§ **TASK PROMPT**
Output the data below in full, byte for byte. Nothing may differ.

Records
════

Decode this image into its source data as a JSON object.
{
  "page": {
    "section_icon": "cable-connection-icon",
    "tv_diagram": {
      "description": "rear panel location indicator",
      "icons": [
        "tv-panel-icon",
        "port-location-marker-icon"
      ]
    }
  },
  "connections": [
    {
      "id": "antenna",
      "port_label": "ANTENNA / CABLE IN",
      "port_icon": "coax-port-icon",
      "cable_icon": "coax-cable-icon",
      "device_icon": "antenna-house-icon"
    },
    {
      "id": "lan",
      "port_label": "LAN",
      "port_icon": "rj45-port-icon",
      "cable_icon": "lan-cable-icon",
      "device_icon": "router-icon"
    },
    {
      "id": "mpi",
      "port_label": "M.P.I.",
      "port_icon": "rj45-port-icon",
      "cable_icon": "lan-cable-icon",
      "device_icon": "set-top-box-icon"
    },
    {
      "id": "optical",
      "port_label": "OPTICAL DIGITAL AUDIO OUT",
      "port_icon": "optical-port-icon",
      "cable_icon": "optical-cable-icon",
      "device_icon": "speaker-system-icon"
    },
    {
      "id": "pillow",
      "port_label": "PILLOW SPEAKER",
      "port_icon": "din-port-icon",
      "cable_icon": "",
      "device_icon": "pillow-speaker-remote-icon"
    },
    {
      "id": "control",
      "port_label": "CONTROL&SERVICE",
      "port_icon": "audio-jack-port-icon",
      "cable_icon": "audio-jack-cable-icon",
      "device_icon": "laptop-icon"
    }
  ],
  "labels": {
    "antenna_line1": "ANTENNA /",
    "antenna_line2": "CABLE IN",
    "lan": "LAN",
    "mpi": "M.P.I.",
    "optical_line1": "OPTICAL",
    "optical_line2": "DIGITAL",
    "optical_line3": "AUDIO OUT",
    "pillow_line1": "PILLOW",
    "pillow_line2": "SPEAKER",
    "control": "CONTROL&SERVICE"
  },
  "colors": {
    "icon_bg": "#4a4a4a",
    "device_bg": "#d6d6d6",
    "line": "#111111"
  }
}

════

§ **ANSWER TO THIS TASK**
Decode this image into its source data as a JSON object.
{
  "page": {
    "section_icon": "cable-connection-icon",
    "tv_diagram": {
      "description": "rear panel location indicator",
      "icons": [
        "tv-panel-icon",
        "port-location-marker-icon"
      ]
    }
  },
  "connections": [
    {
      "id": "antenna",
      "port_label": "ANTENNA / CABLE IN",
      "port_icon": "coax-port-icon",
      "cable_icon": "coax-cable-icon",
      "device_icon": "antenna-house-icon"
    },
    {
      "id": "lan",
      "port_label": "LAN",
      "port_icon": "rj45-port-icon",
      "cable_icon": "lan-cable-icon",
      "device_icon": "router-icon"
    },
    {
      "id": "mpi",
      "port_label": "M.P.I.",
      "port_icon": "rj45-port-icon",
      "cable_icon": "lan-cable-icon",
      "device_icon": "set-top-box-icon"
    },
    {
      "id": "optical",
      "port_label": "OPTICAL DIGITAL AUDIO OUT",
      "port_icon": "optical-port-icon",
      "cable_icon": "optical-cable-icon",
      "device_icon": "speaker-system-icon"
    },
    {
      "id": "pillow",
      "port_label": "PILLOW SPEAKER",
      "port_icon": "din-port-icon",
      "cable_icon": "",
      "device_icon": "pillow-speaker-remote-icon"
    },
    {
      "id": "control",
      "port_label": "CONTROL&SERVICE",
      "port_icon": "audio-jack-port-icon",
      "cable_icon": "audio-jack-cable-icon",
      "device_icon": "laptop-icon"
    }
  ],
  "labels": {
    "antenna_line1": "ANTENNA /",
    "antenna_line2": "CABLE IN",
    "lan": "LAN",
    "mpi": "M.P.I.",
    "optical_line1": "OPTICAL",
    "optical_line2": "DIGITAL",
    "optical_line3": "AUDIO OUT",
    "pillow_line1": "PILLOW",
    "pillow_line2": "SPEAKER",
    "control": "CONTROL&SERVICE"
  },
  "colors": {
    "icon_bg": "#4a4a4a",
    "device_bg": "#d6d6d6",
    "line": "#111111"
  }
}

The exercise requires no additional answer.